**GIVEN INSTRUCTION:** Reproduce every entry below precisely; do not include the pictures.
[start RECORDS]
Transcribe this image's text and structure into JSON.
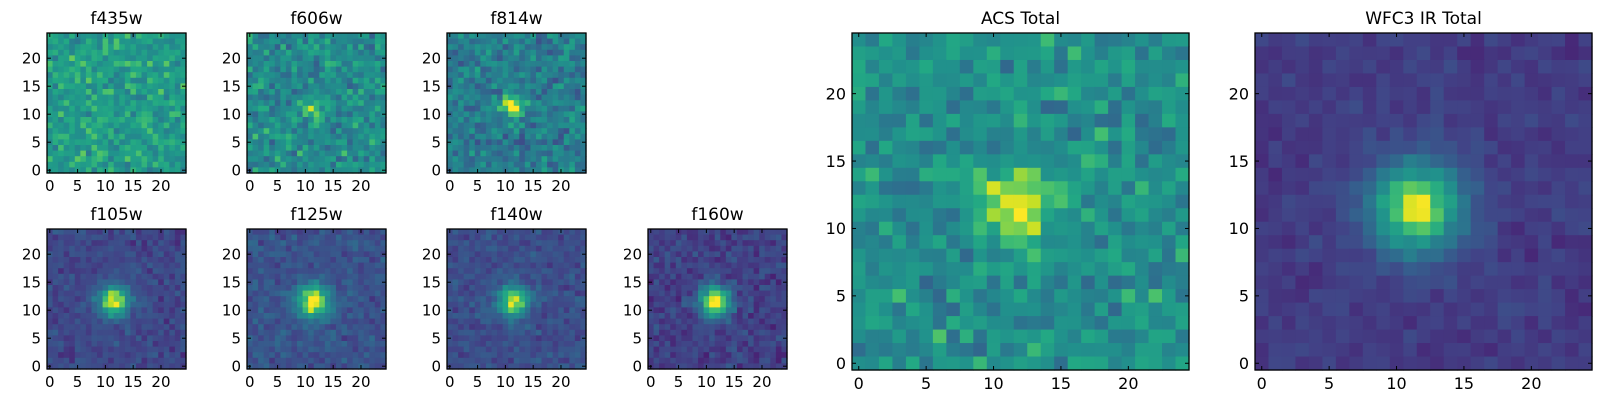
{
  "chart_data": [
    {
      "type": "heatmap",
      "title": "f435w",
      "xlim": [
        0,
        24
      ],
      "ylim": [
        0,
        24
      ],
      "xticks": [
        0,
        5,
        10,
        15,
        20
      ],
      "yticks": [
        0,
        5,
        10,
        15,
        20
      ],
      "colormap": "viridis",
      "source": {
        "x": 12,
        "y": 12,
        "width": 1.6,
        "peak": 0.0
      },
      "background_level": 0.68,
      "noise_level": 0.2
    },
    {
      "type": "heatmap",
      "title": "f606w",
      "xlim": [
        0,
        24
      ],
      "ylim": [
        0,
        24
      ],
      "xticks": [
        0,
        5,
        10,
        15,
        20
      ],
      "yticks": [
        0,
        5,
        10,
        15,
        20
      ],
      "colormap": "viridis",
      "source": {
        "x": 11.5,
        "y": 11.5,
        "width": 1.5,
        "peak": 0.2
      },
      "background_level": 0.6,
      "noise_level": 0.24
    },
    {
      "type": "heatmap",
      "title": "f814w",
      "xlim": [
        0,
        24
      ],
      "ylim": [
        0,
        24
      ],
      "xticks": [
        0,
        5,
        10,
        15,
        20
      ],
      "yticks": [
        0,
        5,
        10,
        15,
        20
      ],
      "colormap": "viridis",
      "source": {
        "x": 11.5,
        "y": 11.5,
        "width": 1.5,
        "peak": 0.45
      },
      "background_level": 0.52,
      "noise_level": 0.24
    },
    {
      "type": "heatmap",
      "title": "f105w",
      "xlim": [
        0,
        24
      ],
      "ylim": [
        0,
        24
      ],
      "xticks": [
        0,
        5,
        10,
        15,
        20
      ],
      "yticks": [
        0,
        5,
        10,
        15,
        20
      ],
      "colormap": "viridis",
      "source": {
        "x": 11.5,
        "y": 11.5,
        "width": 2.0,
        "peak": 0.75
      },
      "background_level": 0.27,
      "noise_level": 0.13
    },
    {
      "type": "heatmap",
      "title": "f125w",
      "xlim": [
        0,
        24
      ],
      "ylim": [
        0,
        24
      ],
      "xticks": [
        0,
        5,
        10,
        15,
        20
      ],
      "yticks": [
        0,
        5,
        10,
        15,
        20
      ],
      "colormap": "viridis",
      "source": {
        "x": 11.5,
        "y": 11.5,
        "width": 2.1,
        "peak": 0.72
      },
      "background_level": 0.32,
      "noise_level": 0.13
    },
    {
      "type": "heatmap",
      "title": "f140w",
      "xlim": [
        0,
        24
      ],
      "ylim": [
        0,
        24
      ],
      "xticks": [
        0,
        5,
        10,
        15,
        20
      ],
      "yticks": [
        0,
        5,
        10,
        15,
        20
      ],
      "colormap": "viridis",
      "source": {
        "x": 11.5,
        "y": 11.5,
        "width": 2.0,
        "peak": 0.68
      },
      "background_level": 0.3,
      "noise_level": 0.12
    },
    {
      "type": "heatmap",
      "title": "f160w",
      "xlim": [
        0,
        24
      ],
      "ylim": [
        0,
        24
      ],
      "xticks": [
        0,
        5,
        10,
        15,
        20
      ],
      "yticks": [
        0,
        5,
        10,
        15,
        20
      ],
      "colormap": "viridis",
      "source": {
        "x": 11.5,
        "y": 11.5,
        "width": 2.0,
        "peak": 0.82
      },
      "background_level": 0.24,
      "noise_level": 0.14
    },
    {
      "type": "heatmap",
      "title": "ACS Total",
      "xlim": [
        0,
        24
      ],
      "ylim": [
        0,
        24
      ],
      "xticks": [
        0,
        5,
        10,
        15,
        20
      ],
      "yticks": [
        0,
        5,
        10,
        15,
        20
      ],
      "colormap": "viridis",
      "source": {
        "x": 11.5,
        "y": 11.5,
        "width": 1.8,
        "peak": 0.35
      },
      "background_level": 0.62,
      "noise_level": 0.22
    },
    {
      "type": "heatmap",
      "title": "WFC3 IR Total",
      "xlim": [
        0,
        24
      ],
      "ylim": [
        0,
        24
      ],
      "xticks": [
        0,
        5,
        10,
        15,
        20
      ],
      "yticks": [
        0,
        5,
        10,
        15,
        20
      ],
      "colormap": "viridis",
      "source": {
        "x": 11.5,
        "y": 11.5,
        "width": 2.4,
        "peak": 0.78
      },
      "background_level": 0.22,
      "noise_level": 0.08
    }
  ]
}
[end RECORDS]
**SOLVED PROBLEM:**
Transcribe this image's text and structure into JSON.
{
  "chart_data": [
    {
      "type": "heatmap",
      "title": "f435w",
      "xlim": [
        0,
        24
      ],
      "ylim": [
        0,
        24
      ],
      "xticks": [
        0,
        5,
        10,
        15,
        20
      ],
      "yticks": [
        0,
        5,
        10,
        15,
        20
      ],
      "colormap": "viridis",
      "source": {
        "x": 12,
        "y": 12,
        "width": 1.6,
        "peak": 0.0
      },
      "background_level": 0.68,
      "noise_level": 0.2
    },
    {
      "type": "heatmap",
      "title": "f606w",
      "xlim": [
        0,
        24
      ],
      "ylim": [
        0,
        24
      ],
      "xticks": [
        0,
        5,
        10,
        15,
        20
      ],
      "yticks": [
        0,
        5,
        10,
        15,
        20
      ],
      "colormap": "viridis",
      "source": {
        "x": 11.5,
        "y": 11.5,
        "width": 1.5,
        "peak": 0.2
      },
      "background_level": 0.6,
      "noise_level": 0.24
    },
    {
      "type": "heatmap",
      "title": "f814w",
      "xlim": [
        0,
        24
      ],
      "ylim": [
        0,
        24
      ],
      "xticks": [
        0,
        5,
        10,
        15,
        20
      ],
      "yticks": [
        0,
        5,
        10,
        15,
        20
      ],
      "colormap": "viridis",
      "source": {
        "x": 11.5,
        "y": 11.5,
        "width": 1.5,
        "peak": 0.45
      },
      "background_level": 0.52,
      "noise_level": 0.24
    },
    {
      "type": "heatmap",
      "title": "f105w",
      "xlim": [
        0,
        24
      ],
      "ylim": [
        0,
        24
      ],
      "xticks": [
        0,
        5,
        10,
        15,
        20
      ],
      "yticks": [
        0,
        5,
        10,
        15,
        20
      ],
      "colormap": "viridis",
      "source": {
        "x": 11.5,
        "y": 11.5,
        "width": 2.0,
        "peak": 0.75
      },
      "background_level": 0.27,
      "noise_level": 0.13
    },
    {
      "type": "heatmap",
      "title": "f125w",
      "xlim": [
        0,
        24
      ],
      "ylim": [
        0,
        24
      ],
      "xticks": [
        0,
        5,
        10,
        15,
        20
      ],
      "yticks": [
        0,
        5,
        10,
        15,
        20
      ],
      "colormap": "viridis",
      "source": {
        "x": 11.5,
        "y": 11.5,
        "width": 2.1,
        "peak": 0.72
      },
      "background_level": 0.32,
      "noise_level": 0.13
    },
    {
      "type": "heatmap",
      "title": "f140w",
      "xlim": [
        0,
        24
      ],
      "ylim": [
        0,
        24
      ],
      "xticks": [
        0,
        5,
        10,
        15,
        20
      ],
      "yticks": [
        0,
        5,
        10,
        15,
        20
      ],
      "colormap": "viridis",
      "source": {
        "x": 11.5,
        "y": 11.5,
        "width": 2.0,
        "peak": 0.68
      },
      "background_level": 0.3,
      "noise_level": 0.12
    },
    {
      "type": "heatmap",
      "title": "f160w",
      "xlim": [
        0,
        24
      ],
      "ylim": [
        0,
        24
      ],
      "xticks": [
        0,
        5,
        10,
        15,
        20
      ],
      "yticks": [
        0,
        5,
        10,
        15,
        20
      ],
      "colormap": "viridis",
      "source": {
        "x": 11.5,
        "y": 11.5,
        "width": 2.0,
        "peak": 0.82
      },
      "background_level": 0.24,
      "noise_level": 0.14
    },
    {
      "type": "heatmap",
      "title": "ACS Total",
      "xlim": [
        0,
        24
      ],
      "ylim": [
        0,
        24
      ],
      "xticks": [
        0,
        5,
        10,
        15,
        20
      ],
      "yticks": [
        0,
        5,
        10,
        15,
        20
      ],
      "colormap": "viridis",
      "source": {
        "x": 11.5,
        "y": 11.5,
        "width": 1.8,
        "peak": 0.35
      },
      "background_level": 0.62,
      "noise_level": 0.22
    },
    {
      "type": "heatmap",
      "title": "WFC3 IR Total",
      "xlim": [
        0,
        24
      ],
      "ylim": [
        0,
        24
      ],
      "xticks": [
        0,
        5,
        10,
        15,
        20
      ],
      "yticks": [
        0,
        5,
        10,
        15,
        20
      ],
      "colormap": "viridis",
      "source": {
        "x": 11.5,
        "y": 11.5,
        "width": 2.4,
        "peak": 0.78
      },
      "background_level": 0.22,
      "noise_level": 0.08
    }
  ]
}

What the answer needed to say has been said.